Records from a data collection:
■ ■ ■ ■ ■
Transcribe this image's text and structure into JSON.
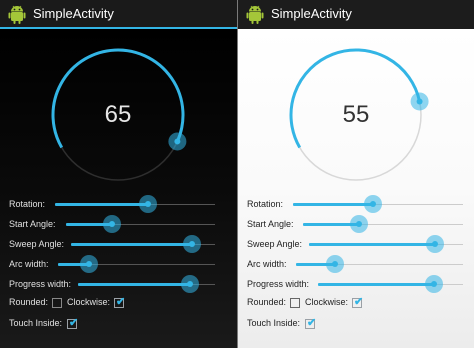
{
  "accent_color": "#33b5e5",
  "app": {
    "title": "SimpleActivity",
    "icon": "android-robot-icon"
  },
  "panels": [
    {
      "theme": "dark",
      "arc_value": "65",
      "progress": 0.65,
      "controls": {
        "rotation": {
          "label": "Rotation:",
          "value": 0.58
        },
        "start_angle": {
          "label": "Start Angle:",
          "value": 0.31
        },
        "sweep_angle": {
          "label": "Sweep Angle:",
          "value": 0.93
        },
        "arc_width": {
          "label": "Arc width:",
          "value": 0.2
        },
        "progress_width": {
          "label": "Progress width:",
          "value": 0.94
        },
        "rounded": {
          "label": "Rounded:",
          "checked": false
        },
        "clockwise": {
          "label": "Clockwise:",
          "checked": true
        },
        "touch_inside": {
          "label": "Touch Inside:",
          "checked": true
        }
      }
    },
    {
      "theme": "light",
      "arc_value": "55",
      "progress": 0.55,
      "controls": {
        "rotation": {
          "label": "Rotation:",
          "value": 0.5
        },
        "start_angle": {
          "label": "Start Angle:",
          "value": 0.37
        },
        "sweep_angle": {
          "label": "Sweep Angle:",
          "value": 0.94
        },
        "arc_width": {
          "label": "Arc width:",
          "value": 0.25
        },
        "progress_width": {
          "label": "Progress width:",
          "value": 0.93
        },
        "rounded": {
          "label": "Rounded:",
          "checked": false
        },
        "clockwise": {
          "label": "Clockwise:",
          "checked": true
        },
        "touch_inside": {
          "label": "Touch Inside:",
          "checked": true
        }
      }
    }
  ]
}
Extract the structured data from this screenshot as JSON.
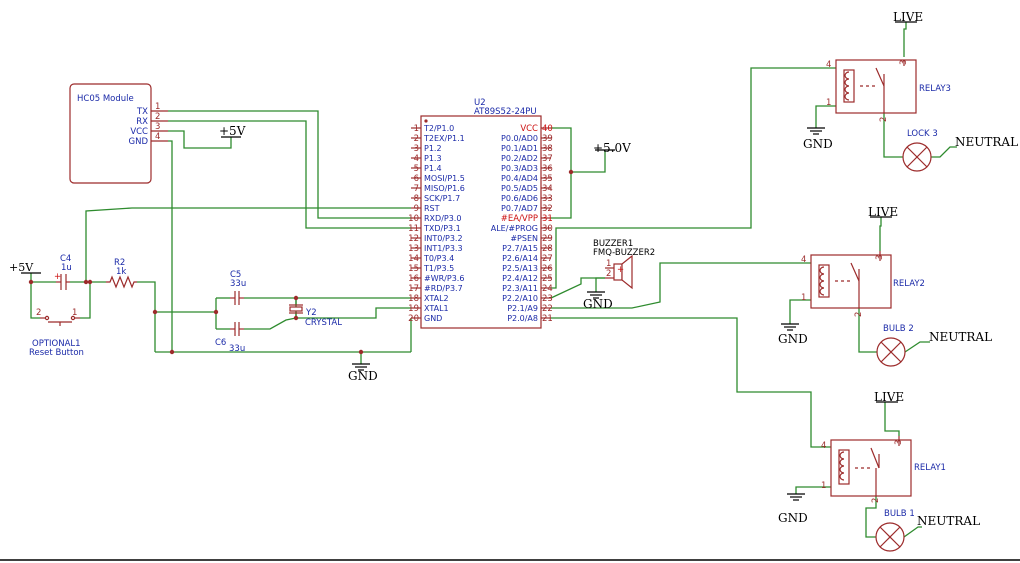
{
  "hc05": {
    "title": "HC05 Module",
    "pins": [
      "TX",
      "RX",
      "VCC",
      "GND"
    ],
    "pin_numbers": [
      "1",
      "2",
      "3",
      "4"
    ]
  },
  "mcu": {
    "ref": "U2",
    "part": "AT89S52-24PU",
    "left_pins": [
      "T2/P1.0",
      "T2EX/P1.1",
      "P1.2",
      "P1.3",
      "P1.4",
      "MOSI/P1.5",
      "MISO/P1.6",
      "SCK/P1.7",
      "RST",
      "RXD/P3.0",
      "TXD/P3.1",
      "INT0/P3.2",
      "INT1/P3.3",
      "T0/P3.4",
      "T1/P3.5",
      "#WR/P3.6",
      "#RD/P3.7",
      "XTAL2",
      "XTAL1",
      "GND"
    ],
    "left_numbers": [
      "1",
      "2",
      "3",
      "4",
      "5",
      "6",
      "7",
      "8",
      "9",
      "10",
      "11",
      "12",
      "13",
      "14",
      "15",
      "16",
      "17",
      "18",
      "19",
      "20"
    ],
    "right_pins": [
      "VCC",
      "P0.0/AD0",
      "P0.1/AD1",
      "P0.2/AD2",
      "P0.3/AD3",
      "P0.4/AD4",
      "P0.5/AD5",
      "P0.6/AD6",
      "P0.7/AD7",
      "#EA/VPP",
      "ALE/#PROG",
      "#PSEN",
      "P2.7/A15",
      "P2.6/A14",
      "P2.5/A13",
      "P2.4/A12",
      "P2.3/A11",
      "P2.2/A10",
      "P2.1/A9",
      "P2.0/A8"
    ],
    "right_numbers": [
      "40",
      "39",
      "38",
      "37",
      "36",
      "35",
      "34",
      "33",
      "32",
      "31",
      "30",
      "29",
      "28",
      "27",
      "26",
      "25",
      "24",
      "23",
      "22",
      "21"
    ]
  },
  "power": {
    "plus5v_a": "+5V",
    "plus5v_b": "+5V",
    "plus5v_c": "+5.0V",
    "gnd_main": "GND",
    "gnd_buzzer": "GND",
    "gnd_relay3": "GND",
    "gnd_relay2": "GND",
    "gnd_relay1": "GND"
  },
  "components": {
    "c4": {
      "ref": "C4",
      "value": "1u",
      "plus": "+"
    },
    "r2": {
      "ref": "R2",
      "value": "1k"
    },
    "c5": {
      "ref": "C5",
      "value": "33u"
    },
    "c6": {
      "ref": "C6",
      "value": "33u"
    },
    "y2": {
      "ref": "Y2",
      "value": "CRYSTAL"
    },
    "reset": {
      "ref": "OPTIONAL1",
      "value": "Reset Button",
      "pin_a": "2",
      "pin_b": "1"
    },
    "buzzer": {
      "ref": "BUZZER1",
      "value": "FMQ-BUZZER2",
      "pin_a": "1",
      "pin_b": "2",
      "plus": "+"
    }
  },
  "relays": [
    {
      "ref": "RELAY3",
      "load": "LOCK 3",
      "live": "LIVE",
      "neutral": "NEUTRAL",
      "gnd": "GND",
      "pins": [
        "4",
        "3",
        "1",
        "2"
      ]
    },
    {
      "ref": "RELAY2",
      "load": "BULB  2",
      "live": "LIVE",
      "neutral": "NEUTRAL",
      "gnd": "GND",
      "pins": [
        "4",
        "3",
        "1",
        "2"
      ]
    },
    {
      "ref": "RELAY1",
      "load": "BULB  1",
      "live": "LIVE",
      "neutral": "NEUTRAL",
      "gnd": "GND",
      "pins": [
        "4",
        "3",
        "1",
        "2"
      ]
    }
  ]
}
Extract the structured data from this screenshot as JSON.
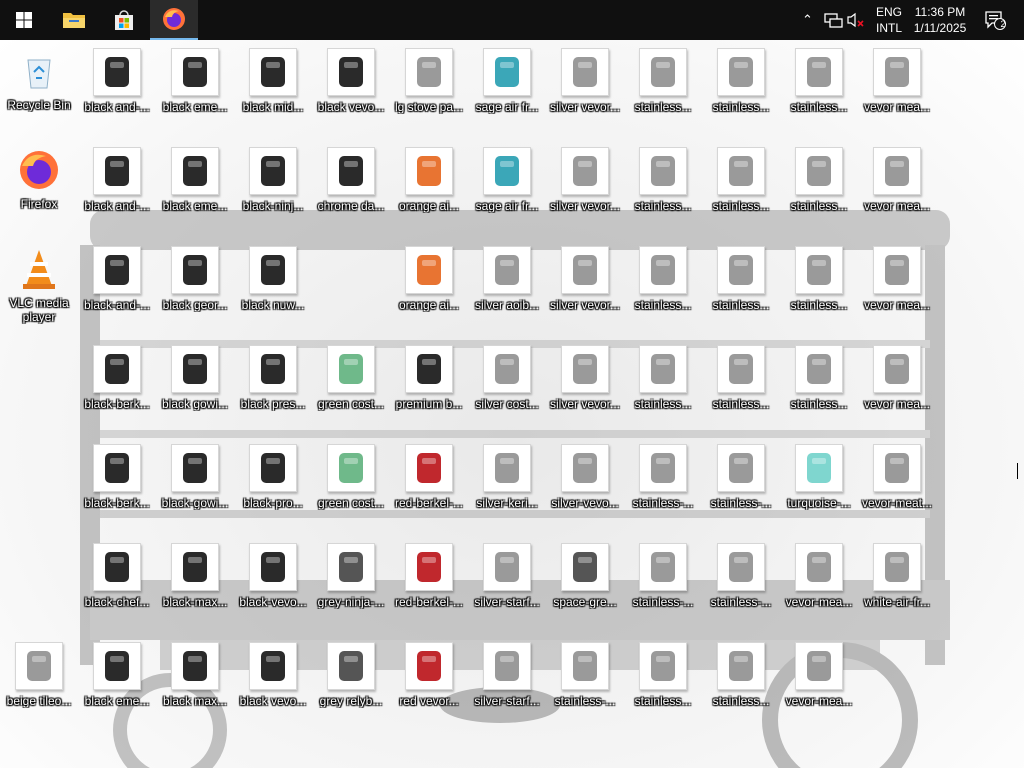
{
  "taskbar": {
    "start": "windows-start-icon",
    "apps": [
      "file-explorer-icon",
      "microsoft-store-icon",
      "firefox-icon"
    ],
    "language": "ENG",
    "layout": "INTL",
    "time": "11:36 PM",
    "date": "1/11/2025",
    "notifications": "2"
  },
  "desktop": {
    "columns": [
      [
        "Recycle Bin",
        "Firefox",
        "VLC media player",
        "",
        "",
        "",
        "beige tileo..."
      ],
      [
        "black and-...",
        "black and-...",
        "black-and-...",
        "black-berk...",
        "black-berk...",
        "black-chef...",
        "black eme..."
      ],
      [
        "black eme...",
        "black eme...",
        "black geor...",
        "black gowi...",
        "black-gowi...",
        "black-max...",
        "black max..."
      ],
      [
        "black mid...",
        "black-ninj...",
        "black nuw...",
        "black pres...",
        "black-pro...",
        "black-vevo...",
        "black vevo..."
      ],
      [
        "black vevo...",
        "chrome da...",
        "",
        "green cost...",
        "green cost...",
        "grey-ninja-...",
        "grey relyb..."
      ],
      [
        "lg stove pa...",
        "orange ai...",
        "orange ai...",
        "premium b...",
        "red-berkel-...",
        "red-berkel-...",
        "red vevor..."
      ],
      [
        "sage air fr...",
        "sage air fr...",
        "silver aoib...",
        "silver cost...",
        "silver-keri...",
        "silver-starf...",
        "silver-starf..."
      ],
      [
        "silver vevor...",
        "silver vevor...",
        "silver vevor...",
        "silver vevor...",
        "silver-vevo...",
        "space-gre...",
        "stainless-..."
      ],
      [
        "stainless...",
        "stainless...",
        "stainless...",
        "stainless...",
        "stainless-...",
        "stainless-...",
        "stainless..."
      ],
      [
        "stainless...",
        "stainless...",
        "stainless...",
        "stainless...",
        "stainless-...",
        "stainless-...",
        "stainless..."
      ],
      [
        "stainless...",
        "stainless...",
        "stainless...",
        "stainless...",
        "turquoise-...",
        "vevor-mea...",
        "vevor-mea..."
      ],
      [
        "vevor mea...",
        "vevor mea...",
        "vevor mea...",
        "vevor mea...",
        "vevor-meat...",
        "white-air-fr...",
        ""
      ]
    ]
  }
}
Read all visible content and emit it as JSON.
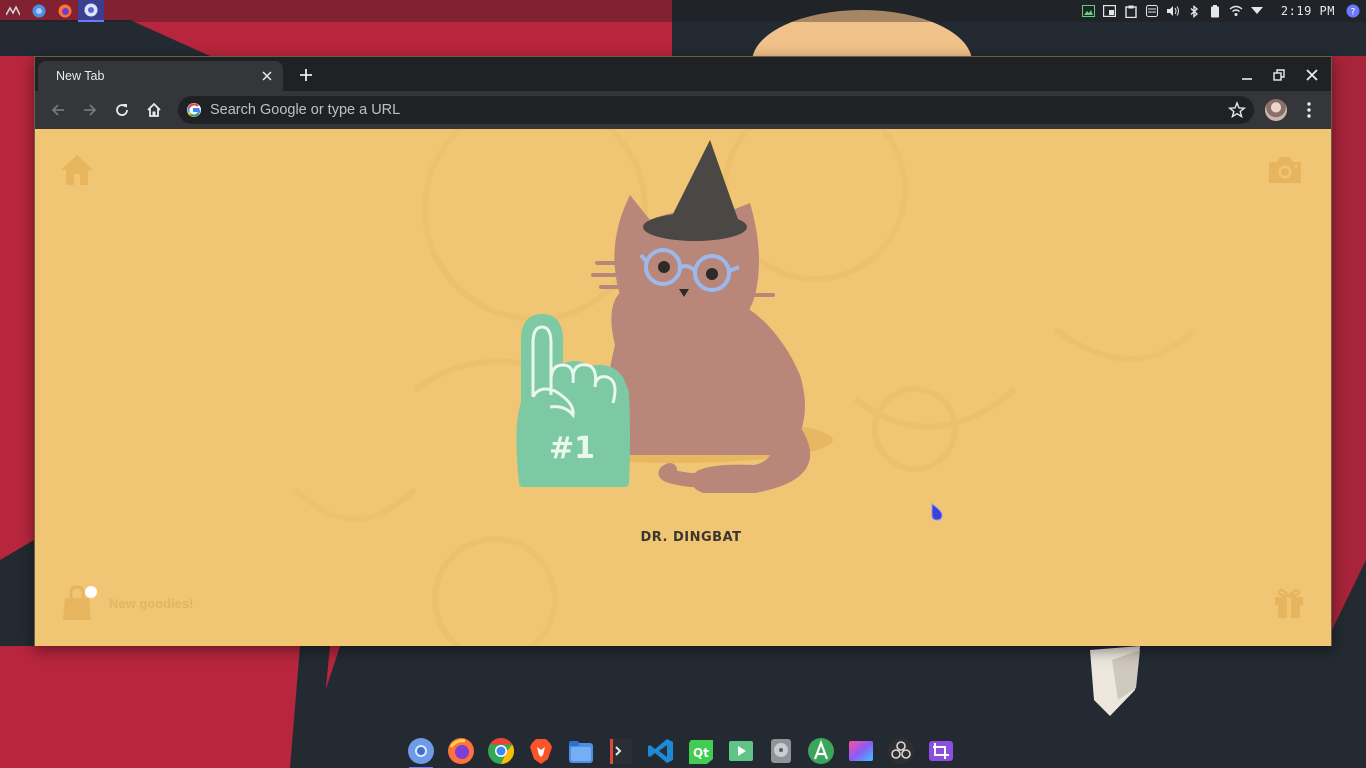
{
  "panel": {
    "clock": "2:19 PM",
    "launchers": [
      "app-menu-icon",
      "web-browser-icon",
      "firefox-icon",
      "chrome-icon"
    ],
    "tray": [
      "image-viewer-icon",
      "window-icon",
      "clipboard-icon",
      "storage-icon",
      "volume-icon",
      "bluetooth-icon",
      "battery-icon",
      "network-icon",
      "dropdown-icon",
      "notification-icon"
    ]
  },
  "browser": {
    "tab_title": "New Tab",
    "omnibox_placeholder": "Search Google or type a URL"
  },
  "newtab": {
    "cat_name": "DR. DINGBAT",
    "foam_finger_text": "#1",
    "goodies_label": "New goodies!"
  },
  "dock": [
    "chromium",
    "firefox",
    "chrome",
    "brave",
    "files",
    "terminal",
    "vscode",
    "qt-creator",
    "media-player",
    "disk-utility",
    "android-studio",
    "image-editor",
    "obs",
    "crop-tool"
  ],
  "colors": {
    "newtab_bg": "#f0c674",
    "cat_fur": "#b8877a",
    "foam_finger": "#7dc9a4",
    "wallpaper_red": "#b8263d",
    "wallpaper_dark": "#232a31",
    "chrome_dark": "#202124",
    "chrome_toolbar": "#35363a",
    "accent": "#6b79ff"
  }
}
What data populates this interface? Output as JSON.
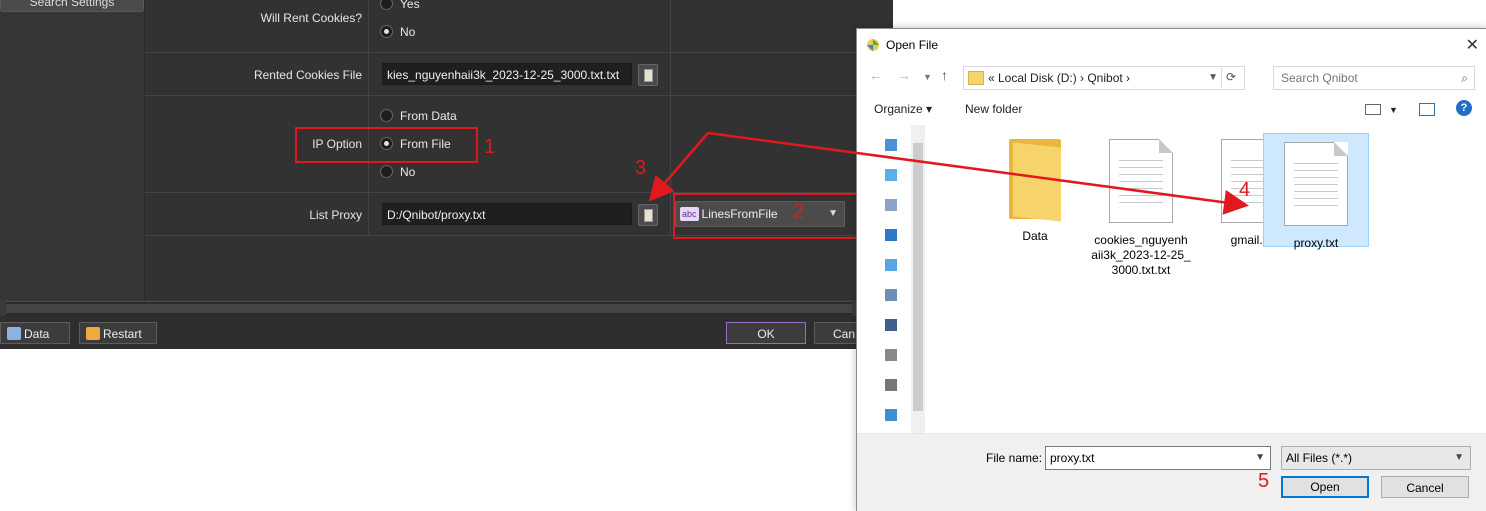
■ ■ ■ ■ ■
Give back, word for word, the lines from the line that contains "Read all visible content and emit it as JSON." through the last line of the records, with no pictures and nothing else.

__Solution to this exercise__
Read all visible content and emit it as JSON.
{
  "panel": {
    "clock": "2:19 PM",
    "launchers": [
      "app-menu-icon",
      "web-browser-icon",
      "firefox-icon",
      "chrome-icon"
    ],
    "tray": [
      "image-viewer-icon",
      "window-icon",
      "clipboard-icon",
      "storage-icon",
      "volume-icon",
      "bluetooth-icon",
      "battery-icon",
      "network-icon",
      "dropdown-icon",
      "notification-icon"
    ]
  },
  "browser": {
    "tab_title": "New Tab",
    "omnibox_placeholder": "Search Google or type a URL"
  },
  "newtab": {
    "cat_name": "DR. DINGBAT",
    "foam_finger_text": "#1",
    "goodies_label": "New goodies!"
  },
  "dock": [
    "chromium",
    "firefox",
    "chrome",
    "brave",
    "files",
    "terminal",
    "vscode",
    "qt-creator",
    "media-player",
    "disk-utility",
    "android-studio",
    "image-editor",
    "obs",
    "crop-tool"
  ],
  "colors": {
    "newtab_bg": "#f0c674",
    "cat_fur": "#b8877a",
    "foam_finger": "#7dc9a4",
    "wallpaper_red": "#b8263d",
    "wallpaper_dark": "#232a31",
    "chrome_dark": "#202124",
    "chrome_toolbar": "#35363a",
    "accent": "#6b79ff"
  }
}
What data populates this interface? Output as JSON.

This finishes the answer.